Listing =>
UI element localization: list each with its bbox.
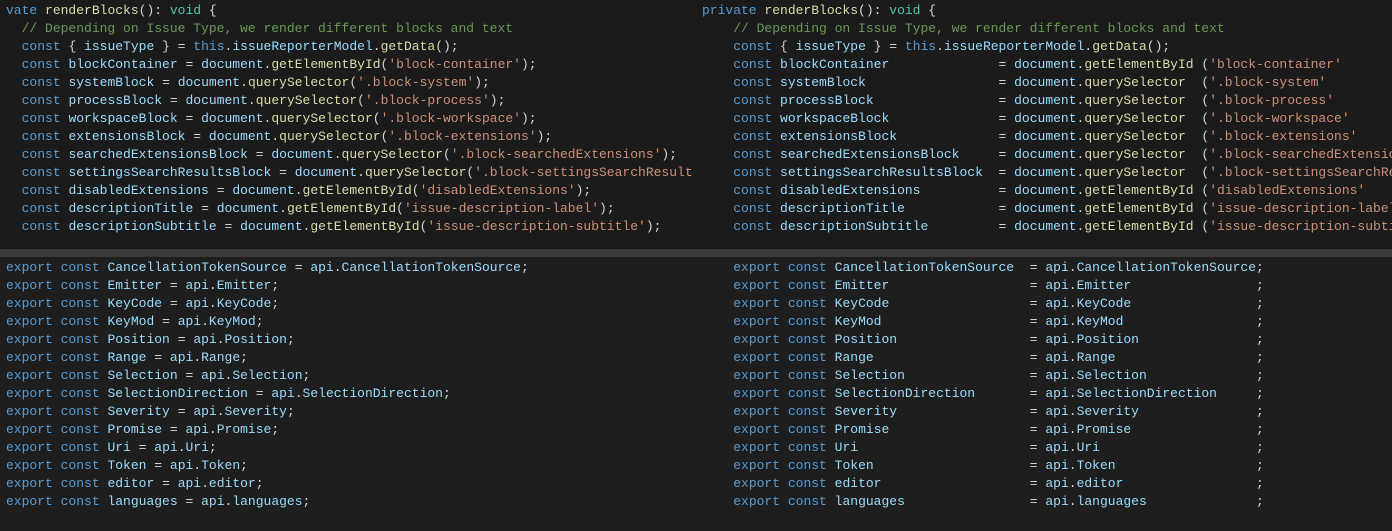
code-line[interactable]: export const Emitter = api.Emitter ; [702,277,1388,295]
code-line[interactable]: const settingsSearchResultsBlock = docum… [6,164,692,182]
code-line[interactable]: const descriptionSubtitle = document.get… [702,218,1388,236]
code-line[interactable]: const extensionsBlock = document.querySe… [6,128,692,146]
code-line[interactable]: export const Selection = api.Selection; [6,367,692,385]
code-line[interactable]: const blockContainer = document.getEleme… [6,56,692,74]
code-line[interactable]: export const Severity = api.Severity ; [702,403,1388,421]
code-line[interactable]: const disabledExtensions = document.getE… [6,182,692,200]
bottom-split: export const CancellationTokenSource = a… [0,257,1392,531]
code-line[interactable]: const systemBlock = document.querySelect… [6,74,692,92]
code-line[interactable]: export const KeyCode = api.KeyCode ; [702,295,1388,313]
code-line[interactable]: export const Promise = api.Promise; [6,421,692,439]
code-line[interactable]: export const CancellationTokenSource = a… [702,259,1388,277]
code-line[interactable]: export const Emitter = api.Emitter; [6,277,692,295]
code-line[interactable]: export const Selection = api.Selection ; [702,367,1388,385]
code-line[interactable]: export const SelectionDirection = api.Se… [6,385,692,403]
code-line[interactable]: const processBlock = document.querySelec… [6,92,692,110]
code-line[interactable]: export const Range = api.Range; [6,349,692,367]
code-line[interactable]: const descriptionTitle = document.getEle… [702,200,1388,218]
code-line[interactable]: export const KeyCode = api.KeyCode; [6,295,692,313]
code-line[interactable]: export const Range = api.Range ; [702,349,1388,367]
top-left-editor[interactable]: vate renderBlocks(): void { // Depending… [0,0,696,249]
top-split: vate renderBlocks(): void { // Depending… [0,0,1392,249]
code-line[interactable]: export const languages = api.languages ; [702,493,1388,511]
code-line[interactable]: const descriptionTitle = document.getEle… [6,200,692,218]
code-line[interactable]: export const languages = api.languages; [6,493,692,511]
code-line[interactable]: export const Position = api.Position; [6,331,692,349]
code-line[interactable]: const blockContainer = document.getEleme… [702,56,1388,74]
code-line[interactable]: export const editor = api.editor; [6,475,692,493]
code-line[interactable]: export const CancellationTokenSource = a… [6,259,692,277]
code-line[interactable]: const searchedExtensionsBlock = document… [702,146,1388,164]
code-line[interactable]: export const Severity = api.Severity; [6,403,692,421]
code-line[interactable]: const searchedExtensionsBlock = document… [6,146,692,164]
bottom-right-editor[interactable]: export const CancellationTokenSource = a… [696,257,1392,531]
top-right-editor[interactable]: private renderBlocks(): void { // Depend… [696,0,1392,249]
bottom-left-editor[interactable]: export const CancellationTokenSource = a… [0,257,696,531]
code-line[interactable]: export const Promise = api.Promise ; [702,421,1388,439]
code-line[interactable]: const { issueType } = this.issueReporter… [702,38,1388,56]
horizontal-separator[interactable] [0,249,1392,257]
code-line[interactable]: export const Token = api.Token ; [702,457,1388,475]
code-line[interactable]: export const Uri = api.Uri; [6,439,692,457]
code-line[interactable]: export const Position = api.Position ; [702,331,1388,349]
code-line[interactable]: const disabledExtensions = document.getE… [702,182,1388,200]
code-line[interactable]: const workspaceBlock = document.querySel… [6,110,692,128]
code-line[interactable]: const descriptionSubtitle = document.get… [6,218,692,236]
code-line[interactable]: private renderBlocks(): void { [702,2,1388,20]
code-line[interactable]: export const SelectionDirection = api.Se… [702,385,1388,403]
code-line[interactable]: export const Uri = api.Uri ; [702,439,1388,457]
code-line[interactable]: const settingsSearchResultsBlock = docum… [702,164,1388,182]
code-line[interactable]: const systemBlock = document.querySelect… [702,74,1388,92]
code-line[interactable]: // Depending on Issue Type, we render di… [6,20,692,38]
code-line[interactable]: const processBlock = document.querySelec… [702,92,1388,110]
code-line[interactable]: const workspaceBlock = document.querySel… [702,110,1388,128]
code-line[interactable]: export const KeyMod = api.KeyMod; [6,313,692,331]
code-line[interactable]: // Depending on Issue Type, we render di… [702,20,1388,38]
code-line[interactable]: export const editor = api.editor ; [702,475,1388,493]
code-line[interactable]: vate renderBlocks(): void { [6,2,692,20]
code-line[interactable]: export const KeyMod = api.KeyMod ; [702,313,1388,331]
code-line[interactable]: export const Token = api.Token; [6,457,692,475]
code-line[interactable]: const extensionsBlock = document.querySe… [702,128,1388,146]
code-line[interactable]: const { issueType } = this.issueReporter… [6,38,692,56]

Short task => Print all of the lines above again, unchanged and in the same order, leaving out any pictures.

Task response =>
UI element localization: list each with its bbox.
code-line[interactable]: export const Emitter = api.Emitter ; [702,277,1388,295]
code-line[interactable]: const settingsSearchResultsBlock = docum… [6,164,692,182]
code-line[interactable]: const descriptionSubtitle = document.get… [702,218,1388,236]
code-line[interactable]: const extensionsBlock = document.querySe… [6,128,692,146]
code-line[interactable]: export const Selection = api.Selection; [6,367,692,385]
code-line[interactable]: const blockContainer = document.getEleme… [6,56,692,74]
code-line[interactable]: export const Severity = api.Severity ; [702,403,1388,421]
code-line[interactable]: const disabledExtensions = document.getE… [6,182,692,200]
bottom-split: export const CancellationTokenSource = a… [0,257,1392,531]
code-line[interactable]: const systemBlock = document.querySelect… [6,74,692,92]
code-line[interactable]: export const KeyCode = api.KeyCode ; [702,295,1388,313]
code-line[interactable]: export const Promise = api.Promise; [6,421,692,439]
code-line[interactable]: export const CancellationTokenSource = a… [702,259,1388,277]
code-line[interactable]: export const Emitter = api.Emitter; [6,277,692,295]
code-line[interactable]: export const Selection = api.Selection ; [702,367,1388,385]
code-line[interactable]: export const SelectionDirection = api.Se… [6,385,692,403]
code-line[interactable]: const processBlock = document.querySelec… [6,92,692,110]
code-line[interactable]: export const Range = api.Range; [6,349,692,367]
code-line[interactable]: const descriptionTitle = document.getEle… [702,200,1388,218]
code-line[interactable]: export const KeyCode = api.KeyCode; [6,295,692,313]
code-line[interactable]: export const Range = api.Range ; [702,349,1388,367]
top-left-editor[interactable]: vate renderBlocks(): void { // Depending… [0,0,696,249]
top-split: vate renderBlocks(): void { // Depending… [0,0,1392,249]
code-line[interactable]: export const languages = api.languages ; [702,493,1388,511]
code-line[interactable]: const descriptionTitle = document.getEle… [6,200,692,218]
code-line[interactable]: export const languages = api.languages; [6,493,692,511]
code-line[interactable]: export const Position = api.Position; [6,331,692,349]
code-line[interactable]: const blockContainer = document.getEleme… [702,56,1388,74]
code-line[interactable]: export const editor = api.editor; [6,475,692,493]
code-line[interactable]: export const CancellationTokenSource = a… [6,259,692,277]
code-line[interactable]: const searchedExtensionsBlock = document… [702,146,1388,164]
code-line[interactable]: export const Severity = api.Severity; [6,403,692,421]
code-line[interactable]: const searchedExtensionsBlock = document… [6,146,692,164]
bottom-right-editor[interactable]: export const CancellationTokenSource = a… [696,257,1392,531]
top-right-editor[interactable]: private renderBlocks(): void { // Depend… [696,0,1392,249]
bottom-left-editor[interactable]: export const CancellationTokenSource = a… [0,257,696,531]
code-line[interactable]: export const Promise = api.Promise ; [702,421,1388,439]
code-line[interactable]: const { issueType } = this.issueReporter… [702,38,1388,56]
horizontal-separator[interactable] [0,249,1392,257]
code-line[interactable]: export const Token = api.Token ; [702,457,1388,475]
code-line[interactable]: export const Uri = api.Uri; [6,439,692,457]
code-line[interactable]: export const Position = api.Position ; [702,331,1388,349]
code-line[interactable]: const disabledExtensions = document.getE… [702,182,1388,200]
code-line[interactable]: const workspaceBlock = document.querySel… [6,110,692,128]
code-line[interactable]: const descriptionSubtitle = document.get… [6,218,692,236]
code-line[interactable]: private renderBlocks(): void { [702,2,1388,20]
code-line[interactable]: export const SelectionDirection = api.Se… [702,385,1388,403]
code-line[interactable]: export const Uri = api.Uri ; [702,439,1388,457]
code-line[interactable]: const settingsSearchResultsBlock = docum… [702,164,1388,182]
code-line[interactable]: const systemBlock = document.querySelect… [702,74,1388,92]
code-line[interactable]: // Depending on Issue Type, we render di… [6,20,692,38]
code-line[interactable]: const processBlock = document.querySelec… [702,92,1388,110]
code-line[interactable]: const workspaceBlock = document.querySel… [702,110,1388,128]
code-line[interactable]: export const KeyMod = api.KeyMod; [6,313,692,331]
code-line[interactable]: // Depending on Issue Type, we render di… [702,20,1388,38]
code-line[interactable]: export const editor = api.editor ; [702,475,1388,493]
code-line[interactable]: vate renderBlocks(): void { [6,2,692,20]
code-line[interactable]: export const KeyMod = api.KeyMod ; [702,313,1388,331]
code-line[interactable]: export const Token = api.Token; [6,457,692,475]
code-line[interactable]: const extensionsBlock = document.querySe… [702,128,1388,146]
code-line[interactable]: const { issueType } = this.issueReporter… [6,38,692,56]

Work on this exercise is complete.